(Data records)

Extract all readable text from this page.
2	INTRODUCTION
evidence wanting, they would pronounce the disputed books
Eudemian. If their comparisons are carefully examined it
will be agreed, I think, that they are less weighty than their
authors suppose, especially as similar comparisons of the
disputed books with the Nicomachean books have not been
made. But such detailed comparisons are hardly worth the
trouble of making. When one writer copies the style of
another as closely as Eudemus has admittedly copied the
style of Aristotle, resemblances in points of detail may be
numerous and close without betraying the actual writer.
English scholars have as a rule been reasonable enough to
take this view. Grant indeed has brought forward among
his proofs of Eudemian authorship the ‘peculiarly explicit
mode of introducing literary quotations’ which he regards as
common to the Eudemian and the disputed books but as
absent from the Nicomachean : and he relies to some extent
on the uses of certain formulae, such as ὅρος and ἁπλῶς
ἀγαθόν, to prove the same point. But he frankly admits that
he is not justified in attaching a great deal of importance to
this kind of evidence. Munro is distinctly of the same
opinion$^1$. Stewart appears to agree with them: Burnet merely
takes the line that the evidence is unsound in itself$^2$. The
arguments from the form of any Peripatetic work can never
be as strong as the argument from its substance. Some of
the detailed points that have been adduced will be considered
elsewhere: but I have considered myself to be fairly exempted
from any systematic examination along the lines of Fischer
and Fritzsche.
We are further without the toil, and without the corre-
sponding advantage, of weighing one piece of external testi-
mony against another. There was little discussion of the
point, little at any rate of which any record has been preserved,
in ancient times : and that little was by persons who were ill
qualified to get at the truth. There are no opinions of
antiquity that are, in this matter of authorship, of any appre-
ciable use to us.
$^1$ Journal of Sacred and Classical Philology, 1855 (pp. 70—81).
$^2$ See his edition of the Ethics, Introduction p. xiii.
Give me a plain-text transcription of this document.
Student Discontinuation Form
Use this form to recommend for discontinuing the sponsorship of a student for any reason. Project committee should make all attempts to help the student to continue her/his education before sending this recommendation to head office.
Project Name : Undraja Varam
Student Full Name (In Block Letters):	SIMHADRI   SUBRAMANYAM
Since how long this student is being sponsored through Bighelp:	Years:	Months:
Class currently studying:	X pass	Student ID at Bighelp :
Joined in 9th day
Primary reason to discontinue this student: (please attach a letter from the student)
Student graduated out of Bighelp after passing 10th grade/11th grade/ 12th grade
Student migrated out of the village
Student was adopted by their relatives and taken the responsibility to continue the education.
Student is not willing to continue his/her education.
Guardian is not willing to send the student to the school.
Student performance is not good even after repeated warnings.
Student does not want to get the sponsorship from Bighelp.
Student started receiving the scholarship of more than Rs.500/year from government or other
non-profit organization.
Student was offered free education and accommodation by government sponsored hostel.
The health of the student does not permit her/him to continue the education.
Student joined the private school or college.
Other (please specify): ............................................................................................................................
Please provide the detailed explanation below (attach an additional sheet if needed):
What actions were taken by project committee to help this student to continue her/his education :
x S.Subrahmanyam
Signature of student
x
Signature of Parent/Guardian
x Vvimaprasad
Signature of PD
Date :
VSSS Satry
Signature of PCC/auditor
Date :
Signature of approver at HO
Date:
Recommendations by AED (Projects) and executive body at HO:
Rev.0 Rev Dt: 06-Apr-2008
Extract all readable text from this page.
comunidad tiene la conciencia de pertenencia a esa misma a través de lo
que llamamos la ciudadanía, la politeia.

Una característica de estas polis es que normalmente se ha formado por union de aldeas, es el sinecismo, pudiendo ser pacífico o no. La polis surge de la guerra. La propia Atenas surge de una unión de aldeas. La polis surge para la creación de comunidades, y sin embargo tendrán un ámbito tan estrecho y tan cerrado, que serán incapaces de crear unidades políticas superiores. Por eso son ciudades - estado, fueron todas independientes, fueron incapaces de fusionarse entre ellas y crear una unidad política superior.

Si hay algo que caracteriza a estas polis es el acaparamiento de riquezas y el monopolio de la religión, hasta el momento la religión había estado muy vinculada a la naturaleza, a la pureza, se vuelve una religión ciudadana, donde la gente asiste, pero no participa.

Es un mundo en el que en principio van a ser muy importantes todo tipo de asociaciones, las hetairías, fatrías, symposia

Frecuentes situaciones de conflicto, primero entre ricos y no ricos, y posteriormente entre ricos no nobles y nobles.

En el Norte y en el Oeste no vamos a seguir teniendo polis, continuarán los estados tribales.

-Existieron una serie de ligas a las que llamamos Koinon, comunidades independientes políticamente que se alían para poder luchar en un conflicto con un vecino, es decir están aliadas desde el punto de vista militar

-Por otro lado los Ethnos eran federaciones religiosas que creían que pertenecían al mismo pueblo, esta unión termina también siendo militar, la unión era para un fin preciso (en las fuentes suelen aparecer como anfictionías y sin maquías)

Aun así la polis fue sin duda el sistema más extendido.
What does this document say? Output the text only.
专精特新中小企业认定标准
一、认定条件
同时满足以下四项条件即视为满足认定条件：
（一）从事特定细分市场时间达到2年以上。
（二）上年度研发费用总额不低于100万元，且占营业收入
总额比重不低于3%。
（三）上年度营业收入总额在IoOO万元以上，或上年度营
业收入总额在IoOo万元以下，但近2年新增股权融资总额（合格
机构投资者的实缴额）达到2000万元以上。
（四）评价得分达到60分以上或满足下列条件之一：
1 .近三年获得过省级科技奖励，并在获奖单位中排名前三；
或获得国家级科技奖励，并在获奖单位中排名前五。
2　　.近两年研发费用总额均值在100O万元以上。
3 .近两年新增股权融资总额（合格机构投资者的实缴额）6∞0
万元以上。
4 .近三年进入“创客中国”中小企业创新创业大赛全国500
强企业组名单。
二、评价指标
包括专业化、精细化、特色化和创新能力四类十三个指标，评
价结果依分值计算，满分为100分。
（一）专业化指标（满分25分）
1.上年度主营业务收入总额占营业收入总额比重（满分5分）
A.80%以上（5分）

■ **STATED GOAL**:
Say how many lines of the data include the word "without". Respond with the number alone.

■ **CORRECT ANSWER**:
2